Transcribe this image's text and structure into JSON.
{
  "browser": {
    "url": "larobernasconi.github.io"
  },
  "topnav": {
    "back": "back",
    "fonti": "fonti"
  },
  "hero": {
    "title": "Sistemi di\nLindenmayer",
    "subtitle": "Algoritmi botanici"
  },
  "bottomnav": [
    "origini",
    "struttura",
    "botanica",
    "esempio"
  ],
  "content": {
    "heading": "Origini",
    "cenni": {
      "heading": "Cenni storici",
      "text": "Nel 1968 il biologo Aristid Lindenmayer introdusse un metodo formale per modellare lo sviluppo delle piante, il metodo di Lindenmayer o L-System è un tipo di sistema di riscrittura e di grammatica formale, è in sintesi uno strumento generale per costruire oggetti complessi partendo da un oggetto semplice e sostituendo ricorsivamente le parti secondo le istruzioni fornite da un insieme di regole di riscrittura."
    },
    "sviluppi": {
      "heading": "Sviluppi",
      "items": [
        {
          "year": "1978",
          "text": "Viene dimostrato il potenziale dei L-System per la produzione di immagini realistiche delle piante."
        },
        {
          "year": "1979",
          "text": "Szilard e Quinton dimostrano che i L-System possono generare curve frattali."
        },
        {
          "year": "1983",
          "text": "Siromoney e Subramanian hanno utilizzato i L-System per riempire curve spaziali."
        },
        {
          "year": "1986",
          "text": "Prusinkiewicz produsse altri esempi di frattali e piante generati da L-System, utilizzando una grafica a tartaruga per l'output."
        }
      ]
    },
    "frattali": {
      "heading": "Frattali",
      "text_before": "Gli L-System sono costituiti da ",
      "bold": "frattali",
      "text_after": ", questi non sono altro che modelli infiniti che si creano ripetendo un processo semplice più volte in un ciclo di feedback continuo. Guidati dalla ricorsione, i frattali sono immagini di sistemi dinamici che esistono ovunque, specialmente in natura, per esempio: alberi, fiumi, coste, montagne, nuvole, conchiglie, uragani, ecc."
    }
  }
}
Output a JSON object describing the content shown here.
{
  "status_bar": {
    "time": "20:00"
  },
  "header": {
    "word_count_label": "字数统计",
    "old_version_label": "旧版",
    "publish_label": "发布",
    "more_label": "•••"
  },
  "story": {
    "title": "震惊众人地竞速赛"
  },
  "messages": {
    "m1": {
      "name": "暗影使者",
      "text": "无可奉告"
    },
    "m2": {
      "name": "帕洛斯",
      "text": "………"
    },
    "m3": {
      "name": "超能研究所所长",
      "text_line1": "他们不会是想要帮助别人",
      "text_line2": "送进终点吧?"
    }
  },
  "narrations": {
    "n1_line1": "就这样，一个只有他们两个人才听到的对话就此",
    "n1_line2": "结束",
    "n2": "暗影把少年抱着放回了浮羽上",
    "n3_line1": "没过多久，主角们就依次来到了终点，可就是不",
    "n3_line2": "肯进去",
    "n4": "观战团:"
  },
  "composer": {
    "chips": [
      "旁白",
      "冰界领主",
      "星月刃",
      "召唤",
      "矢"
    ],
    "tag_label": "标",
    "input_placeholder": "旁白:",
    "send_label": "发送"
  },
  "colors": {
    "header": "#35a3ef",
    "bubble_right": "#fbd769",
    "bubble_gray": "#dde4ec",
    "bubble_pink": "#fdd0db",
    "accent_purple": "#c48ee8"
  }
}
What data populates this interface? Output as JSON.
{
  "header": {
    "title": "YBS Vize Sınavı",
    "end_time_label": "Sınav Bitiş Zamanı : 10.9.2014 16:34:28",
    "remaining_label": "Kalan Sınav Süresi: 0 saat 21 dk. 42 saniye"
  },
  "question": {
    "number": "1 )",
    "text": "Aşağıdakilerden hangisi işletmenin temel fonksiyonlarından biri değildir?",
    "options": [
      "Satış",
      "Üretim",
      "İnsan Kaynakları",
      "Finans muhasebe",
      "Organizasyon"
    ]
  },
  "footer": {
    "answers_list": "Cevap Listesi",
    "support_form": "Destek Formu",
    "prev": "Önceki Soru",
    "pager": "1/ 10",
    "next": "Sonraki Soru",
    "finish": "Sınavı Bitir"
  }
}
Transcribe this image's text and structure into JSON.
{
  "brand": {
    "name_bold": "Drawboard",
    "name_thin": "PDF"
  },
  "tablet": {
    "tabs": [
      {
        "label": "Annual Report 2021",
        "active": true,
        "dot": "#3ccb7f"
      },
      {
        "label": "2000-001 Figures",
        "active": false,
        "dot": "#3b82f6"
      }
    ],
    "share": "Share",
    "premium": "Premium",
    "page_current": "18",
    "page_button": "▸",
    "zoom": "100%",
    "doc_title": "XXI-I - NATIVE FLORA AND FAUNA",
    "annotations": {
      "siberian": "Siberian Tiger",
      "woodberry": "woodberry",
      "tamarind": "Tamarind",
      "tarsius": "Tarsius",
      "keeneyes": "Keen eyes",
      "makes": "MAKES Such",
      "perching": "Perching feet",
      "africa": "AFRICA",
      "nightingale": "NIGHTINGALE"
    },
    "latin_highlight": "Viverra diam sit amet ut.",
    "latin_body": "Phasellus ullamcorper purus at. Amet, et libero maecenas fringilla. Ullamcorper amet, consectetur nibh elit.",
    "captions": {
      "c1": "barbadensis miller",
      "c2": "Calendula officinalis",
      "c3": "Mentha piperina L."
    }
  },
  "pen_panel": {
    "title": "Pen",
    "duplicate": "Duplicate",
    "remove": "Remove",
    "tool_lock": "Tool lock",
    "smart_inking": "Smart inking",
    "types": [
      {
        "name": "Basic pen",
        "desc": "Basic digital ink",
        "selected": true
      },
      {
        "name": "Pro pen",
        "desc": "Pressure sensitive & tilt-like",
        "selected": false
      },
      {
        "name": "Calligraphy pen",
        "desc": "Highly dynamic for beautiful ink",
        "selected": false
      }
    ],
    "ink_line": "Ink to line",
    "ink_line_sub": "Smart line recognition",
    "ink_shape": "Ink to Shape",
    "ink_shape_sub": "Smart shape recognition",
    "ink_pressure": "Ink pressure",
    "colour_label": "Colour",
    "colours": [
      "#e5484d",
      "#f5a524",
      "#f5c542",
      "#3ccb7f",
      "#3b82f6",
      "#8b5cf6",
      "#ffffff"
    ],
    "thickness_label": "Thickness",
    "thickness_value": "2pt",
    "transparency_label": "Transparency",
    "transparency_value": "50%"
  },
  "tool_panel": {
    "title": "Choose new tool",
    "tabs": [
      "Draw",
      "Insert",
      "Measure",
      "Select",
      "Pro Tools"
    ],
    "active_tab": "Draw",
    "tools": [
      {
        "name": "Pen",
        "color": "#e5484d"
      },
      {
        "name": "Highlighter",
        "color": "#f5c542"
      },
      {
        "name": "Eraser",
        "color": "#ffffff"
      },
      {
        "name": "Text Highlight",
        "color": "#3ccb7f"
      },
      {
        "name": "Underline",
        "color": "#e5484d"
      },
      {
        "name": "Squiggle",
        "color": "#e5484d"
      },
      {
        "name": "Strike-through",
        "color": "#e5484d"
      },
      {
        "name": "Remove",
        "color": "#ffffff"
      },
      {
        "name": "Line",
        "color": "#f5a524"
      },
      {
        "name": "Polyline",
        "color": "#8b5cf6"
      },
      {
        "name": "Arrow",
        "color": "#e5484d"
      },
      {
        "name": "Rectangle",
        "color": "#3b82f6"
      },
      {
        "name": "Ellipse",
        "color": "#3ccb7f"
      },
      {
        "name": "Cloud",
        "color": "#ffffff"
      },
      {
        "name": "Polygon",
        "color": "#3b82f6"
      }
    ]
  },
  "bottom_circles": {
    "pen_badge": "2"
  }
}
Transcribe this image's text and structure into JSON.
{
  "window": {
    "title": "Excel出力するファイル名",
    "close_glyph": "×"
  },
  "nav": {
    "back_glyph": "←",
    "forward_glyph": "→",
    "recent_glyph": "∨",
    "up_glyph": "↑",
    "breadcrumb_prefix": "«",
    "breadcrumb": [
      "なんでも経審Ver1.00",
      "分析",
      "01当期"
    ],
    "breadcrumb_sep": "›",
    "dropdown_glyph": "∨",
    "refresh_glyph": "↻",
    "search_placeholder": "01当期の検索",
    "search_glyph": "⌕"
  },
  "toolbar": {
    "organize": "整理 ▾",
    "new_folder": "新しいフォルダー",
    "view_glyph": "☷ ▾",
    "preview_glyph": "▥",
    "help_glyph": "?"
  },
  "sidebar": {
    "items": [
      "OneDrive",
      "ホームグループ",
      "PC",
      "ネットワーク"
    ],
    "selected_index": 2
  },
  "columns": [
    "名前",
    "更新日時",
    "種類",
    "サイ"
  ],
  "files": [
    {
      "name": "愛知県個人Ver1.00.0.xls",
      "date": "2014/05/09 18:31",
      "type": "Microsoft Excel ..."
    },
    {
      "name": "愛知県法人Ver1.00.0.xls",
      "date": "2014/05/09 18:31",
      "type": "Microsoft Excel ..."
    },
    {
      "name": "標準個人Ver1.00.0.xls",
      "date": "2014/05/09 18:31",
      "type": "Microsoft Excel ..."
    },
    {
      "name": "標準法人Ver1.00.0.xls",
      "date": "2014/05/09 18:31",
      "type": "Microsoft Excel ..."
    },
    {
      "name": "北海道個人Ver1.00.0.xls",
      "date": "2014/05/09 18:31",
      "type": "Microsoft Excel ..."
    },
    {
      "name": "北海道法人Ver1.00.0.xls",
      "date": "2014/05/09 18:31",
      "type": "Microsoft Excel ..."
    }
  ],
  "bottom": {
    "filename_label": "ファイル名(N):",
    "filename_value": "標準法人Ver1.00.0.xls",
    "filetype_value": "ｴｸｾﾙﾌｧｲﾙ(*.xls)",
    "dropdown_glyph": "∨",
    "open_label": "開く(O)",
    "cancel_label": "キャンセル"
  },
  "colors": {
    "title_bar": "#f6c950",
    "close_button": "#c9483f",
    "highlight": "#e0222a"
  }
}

□ □ □ □ □

Copy each line of the data that contains the word "year".

          "year": "1978",
          "year": "1979",
          "year": "1983",
          "year": "1986",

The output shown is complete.